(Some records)
§ §

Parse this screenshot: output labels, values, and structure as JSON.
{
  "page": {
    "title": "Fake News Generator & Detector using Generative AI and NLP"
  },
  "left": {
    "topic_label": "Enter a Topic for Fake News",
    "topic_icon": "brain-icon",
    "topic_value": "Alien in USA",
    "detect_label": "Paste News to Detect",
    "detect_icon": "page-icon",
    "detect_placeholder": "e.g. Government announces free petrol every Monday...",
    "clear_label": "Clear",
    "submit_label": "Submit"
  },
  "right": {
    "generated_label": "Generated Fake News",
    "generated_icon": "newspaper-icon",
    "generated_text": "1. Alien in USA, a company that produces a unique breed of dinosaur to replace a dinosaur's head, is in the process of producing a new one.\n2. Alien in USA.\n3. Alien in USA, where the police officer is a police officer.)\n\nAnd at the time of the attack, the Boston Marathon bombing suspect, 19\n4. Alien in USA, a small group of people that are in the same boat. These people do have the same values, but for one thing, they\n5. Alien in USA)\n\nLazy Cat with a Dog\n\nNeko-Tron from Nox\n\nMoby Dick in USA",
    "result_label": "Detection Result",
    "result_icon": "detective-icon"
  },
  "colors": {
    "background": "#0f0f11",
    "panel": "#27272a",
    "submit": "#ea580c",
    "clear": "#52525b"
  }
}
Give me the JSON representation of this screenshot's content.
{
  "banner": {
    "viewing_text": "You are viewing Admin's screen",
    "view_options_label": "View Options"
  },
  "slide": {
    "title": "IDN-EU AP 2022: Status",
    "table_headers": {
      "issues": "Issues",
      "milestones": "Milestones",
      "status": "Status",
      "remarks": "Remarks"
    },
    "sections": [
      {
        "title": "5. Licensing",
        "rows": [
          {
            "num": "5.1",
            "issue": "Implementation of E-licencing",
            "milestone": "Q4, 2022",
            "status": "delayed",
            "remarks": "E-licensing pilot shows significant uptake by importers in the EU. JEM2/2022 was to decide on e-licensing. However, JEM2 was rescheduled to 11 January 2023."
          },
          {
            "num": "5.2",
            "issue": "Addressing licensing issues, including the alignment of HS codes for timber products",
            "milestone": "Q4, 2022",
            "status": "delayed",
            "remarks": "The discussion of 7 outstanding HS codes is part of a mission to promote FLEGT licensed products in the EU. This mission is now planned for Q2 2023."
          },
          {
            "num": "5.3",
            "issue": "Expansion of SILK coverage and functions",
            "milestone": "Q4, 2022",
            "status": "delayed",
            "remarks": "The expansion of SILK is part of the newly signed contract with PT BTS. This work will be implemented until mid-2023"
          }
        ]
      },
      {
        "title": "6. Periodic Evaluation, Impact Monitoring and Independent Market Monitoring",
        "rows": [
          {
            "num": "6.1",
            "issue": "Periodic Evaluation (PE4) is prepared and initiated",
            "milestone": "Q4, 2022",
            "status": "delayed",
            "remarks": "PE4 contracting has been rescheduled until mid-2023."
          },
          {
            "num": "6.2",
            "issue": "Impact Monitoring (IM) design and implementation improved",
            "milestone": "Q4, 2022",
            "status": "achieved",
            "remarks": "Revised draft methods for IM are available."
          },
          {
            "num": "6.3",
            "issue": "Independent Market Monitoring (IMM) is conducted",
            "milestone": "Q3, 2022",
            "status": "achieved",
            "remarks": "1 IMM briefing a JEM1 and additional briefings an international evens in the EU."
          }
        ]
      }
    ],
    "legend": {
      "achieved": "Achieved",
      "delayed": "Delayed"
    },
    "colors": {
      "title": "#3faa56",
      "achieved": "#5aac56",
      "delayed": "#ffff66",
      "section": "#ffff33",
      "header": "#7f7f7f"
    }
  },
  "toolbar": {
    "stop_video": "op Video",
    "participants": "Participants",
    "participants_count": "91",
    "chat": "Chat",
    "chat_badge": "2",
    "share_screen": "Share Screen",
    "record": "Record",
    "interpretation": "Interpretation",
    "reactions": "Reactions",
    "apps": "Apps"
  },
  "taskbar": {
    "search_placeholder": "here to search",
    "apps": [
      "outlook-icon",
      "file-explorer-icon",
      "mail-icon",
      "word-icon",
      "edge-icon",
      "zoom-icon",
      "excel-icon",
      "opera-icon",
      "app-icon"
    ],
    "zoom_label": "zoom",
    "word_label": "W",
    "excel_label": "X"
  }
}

§ §

__Task to complete__
Output the listing above word for word.

__Task response__
Parse this screenshot: output labels, values, and structure as JSON.
{
  "page": {
    "title": "Fake News Generator & Detector using Generative AI and NLP"
  },
  "left": {
    "topic_label": "Enter a Topic for Fake News",
    "topic_icon": "brain-icon",
    "topic_value": "Alien in USA",
    "detect_label": "Paste News to Detect",
    "detect_icon": "page-icon",
    "detect_placeholder": "e.g. Government announces free petrol every Monday...",
    "clear_label": "Clear",
    "submit_label": "Submit"
  },
  "right": {
    "generated_label": "Generated Fake News",
    "generated_icon": "newspaper-icon",
    "generated_text": "1. Alien in USA, a company that produces a unique breed of dinosaur to replace a dinosaur's head, is in the process of producing a new one.\n2. Alien in USA.\n3. Alien in USA, where the police officer is a police officer.)\n\nAnd at the time of the attack, the Boston Marathon bombing suspect, 19\n4. Alien in USA, a small group of people that are in the same boat. These people do have the same values, but for one thing, they\n5. Alien in USA)\n\nLazy Cat with a Dog\n\nNeko-Tron from Nox\n\nMoby Dick in USA",
    "result_label": "Detection Result",
    "result_icon": "detective-icon"
  },
  "colors": {
    "background": "#0f0f11",
    "panel": "#27272a",
    "submit": "#ea580c",
    "clear": "#52525b"
  }
}
Give me the JSON representation of this screenshot's content.
{
  "banner": {
    "viewing_text": "You are viewing Admin's screen",
    "view_options_label": "View Options"
  },
  "slide": {
    "title": "IDN-EU AP 2022: Status",
    "table_headers": {
      "issues": "Issues",
      "milestones": "Milestones",
      "status": "Status",
      "remarks": "Remarks"
    },
    "sections": [
      {
        "title": "5. Licensing",
        "rows": [
          {
            "num": "5.1",
            "issue": "Implementation of E-licencing",
            "milestone": "Q4, 2022",
            "status": "delayed",
            "remarks": "E-licensing pilot shows significant uptake by importers in the EU. JEM2/2022 was to decide on e-licensing. However, JEM2 was rescheduled to 11 January 2023."
          },
          {
            "num": "5.2",
            "issue": "Addressing licensing issues, including the alignment of HS codes for timber products",
            "milestone": "Q4, 2022",
            "status": "delayed",
            "remarks": "The discussion of 7 outstanding HS codes is part of a mission to promote FLEGT licensed products in the EU. This mission is now planned for Q2 2023."
          },
          {
            "num": "5.3",
            "issue": "Expansion of SILK coverage and functions",
            "milestone": "Q4, 2022",
            "status": "delayed",
            "remarks": "The expansion of SILK is part of the newly signed contract with PT BTS. This work will be implemented until mid-2023"
          }
        ]
      },
      {
        "title": "6. Periodic Evaluation, Impact Monitoring and Independent Market Monitoring",
        "rows": [
          {
            "num": "6.1",
            "issue": "Periodic Evaluation (PE4) is prepared and initiated",
            "milestone": "Q4, 2022",
            "status": "delayed",
            "remarks": "PE4 contracting has been rescheduled until mid-2023."
          },
          {
            "num": "6.2",
            "issue": "Impact Monitoring (IM) design and implementation improved",
            "milestone": "Q4, 2022",
            "status": "achieved",
            "remarks": "Revised draft methods for IM are available."
          },
          {
            "num": "6.3",
            "issue": "Independent Market Monitoring (IMM) is conducted",
            "milestone": "Q3, 2022",
            "status": "achieved",
            "remarks": "1 IMM briefing a JEM1 and additional briefings an international evens in the EU."
          }
        ]
      }
    ],
    "legend": {
      "achieved": "Achieved",
      "delayed": "Delayed"
    },
    "colors": {
      "title": "#3faa56",
      "achieved": "#5aac56",
      "delayed": "#ffff66",
      "section": "#ffff33",
      "header": "#7f7f7f"
    }
  },
  "toolbar": {
    "stop_video": "op Video",
    "participants": "Participants",
    "participants_count": "91",
    "chat": "Chat",
    "chat_badge": "2",
    "share_screen": "Share Screen",
    "record": "Record",
    "interpretation": "Interpretation",
    "reactions": "Reactions",
    "apps": "Apps"
  },
  "taskbar": {
    "search_placeholder": "here to search",
    "apps": [
      "outlook-icon",
      "file-explorer-icon",
      "mail-icon",
      "word-icon",
      "edge-icon",
      "zoom-icon",
      "excel-icon",
      "opera-icon",
      "app-icon"
    ],
    "zoom_label": "zoom",
    "word_label": "W",
    "excel_label": "X"
  }
}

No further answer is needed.